Data excerpts
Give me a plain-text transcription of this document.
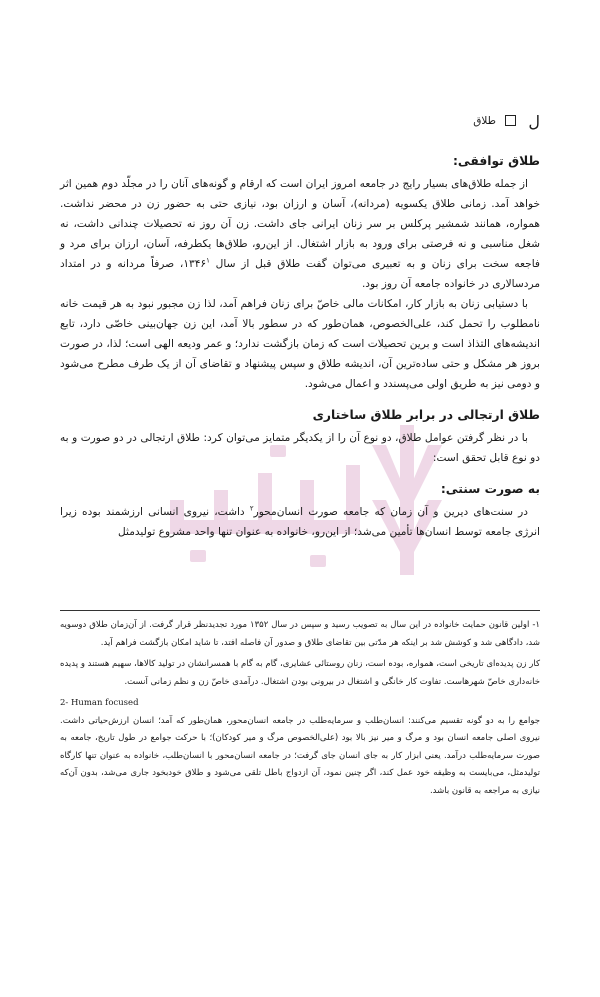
ل
طلاق
طلاق توافقی:

از جمله طلاق‌های بسیار رایج در جامعه امروز ایران است که ارقام و گونه‌های آنان را در مجلّد دوم همین اثر خواهد آمد. زمانی طلاق یکسویه (مردانه)، آسان و ارزان بود، نیازی حتی به حضور زن در محضر نداشت. همواره، همانند شمشیر پرکلس بر سر زنان ایرانی جای داشت. زن آن روز نه تحصیلات چندانی داشت، نه شغل مناسبی و نه فرصتی برای ورود به بازار اشتغال. از این‌رو، طلاق‌ها یکطرفه، آسان، ارزان برای مرد و فاجعه سخت برای زنان و به تعبیری می‌توان گفت طلاق قبل از سال ۱۳۴۶$^۱$، صرفاً مردانه و در امتداد مردسالاری در خانواده جامعه آن روز بود.

با دستیابی زنان به بازار کار، امکانات مالی خاصّ برای زنان فراهم آمد، لذا زن مجبور نبود به هر قیمت خانه نامطلوب را تحمل کند، علی‌الخصوص، همان‌طور که در سطور بالا آمد، این زن جهان‌بینی خاصّی دارد، تابع اندیشه‌های التذاذ است و برین تحصیلات است که زمان بازگشت ندارد؛ و عمر ودیعه الهی است؛ لذا، در صورت بروز هر مشکل و حتی ساده‌ترین آن، اندیشه طلاق و سپس پیشنهاد و تقاضای آن از یک طرف مطرح می‌شود و دومی نیز به طریق اولی می‌پسندد و اعمال می‌شود.

طلاق ارتجالی در برابر طلاق ساختاری

با در نظر گرفتن عوامل طلاق، دو نوع آن را از یکدیگر متمایز می‌توان کرد: طلاق ارتجالی در دو صورت و به دو نوع قابل تحقق است:

به صورت سنتی:

در سنت‌های دیرین و آن زمان که جامعه صورت انسان‌محور$^۲$ داشت، نیروی انسانی ارزشمند بوده زیرا انرژی جامعه توسط انسان‌ها تأمین می‌شد؛ از این‌رو، خانواده به عنوان تنها واحد مشروع تولیدمثل

۱- اولین قانون حمایت خانواده در این سال به تصویب رسید و سپس در سال ۱۳۵۲ مورد تجدیدنظر قرار گرفت. از آن‌زمان طلاق دوسویه شد، دادگاهی شد و کوشش شد بر اینکه هر مدّتی بین تقاضای طلاق و صدور آن فاصله افتد، تا شاید امکان بازگشت فراهم آید.

کار زن پدیده‌ای تاریخی است، همواره، بوده است، زنان روستائی عشایری، گام به گام با همسرانشان در تولید کالاها، سهیم هستند و پدیده خانه‌داری خاصّ شهرهاست. تفاوت کار خانگی و اشتغال در بیرونی بودن اشتغال. درآمدی خاصّ زن و نظم زمانی آنست.

2- Human focused

جوامع را به دو گونه تقسیم می‌کنند: انسان‌طلب و سرمایه‌طلب در جامعه انسان‌محور، همان‌طور که آمد؛ انسان ارزش‌حیاتی داشت. نیروی اصلی جامعه انسان بود و مرگ و میر نیز بالا بود (علی‌الخصوص مرگ و میر کودکان)؛ با حرکت جوامع در طول تاریخ، جامعه به صورت سرمایه‌طلب درآمد. یعنی ابزار کار به جای انسان جای گرفت؛ در جامعه انسان‌محور با انسان‌طلب، خانواده به عنوان تنها کارگاه تولیدمثل، می‌بایست به وظیفه خود عمل کند، اگر چنین نمود، آن ازدواج باطل تلقی می‌شود و طلاق خودبخود جاری می‌شد، بدون آن‌که نیازی به مراجعه به قانون باشد.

Requirement
In the entries above, find each line with the string "ارتجالی" and copy it.

Answer to this problem
طلاق ارتجالی در برابر طلاق ساختاری
با در نظر گرفتن عوامل طلاق، دو نوع آن را از یکدیگر متمایز می‌توان کرد: طلاق ارتجالی در دو صورت و به دو نوع قابل تحقق است:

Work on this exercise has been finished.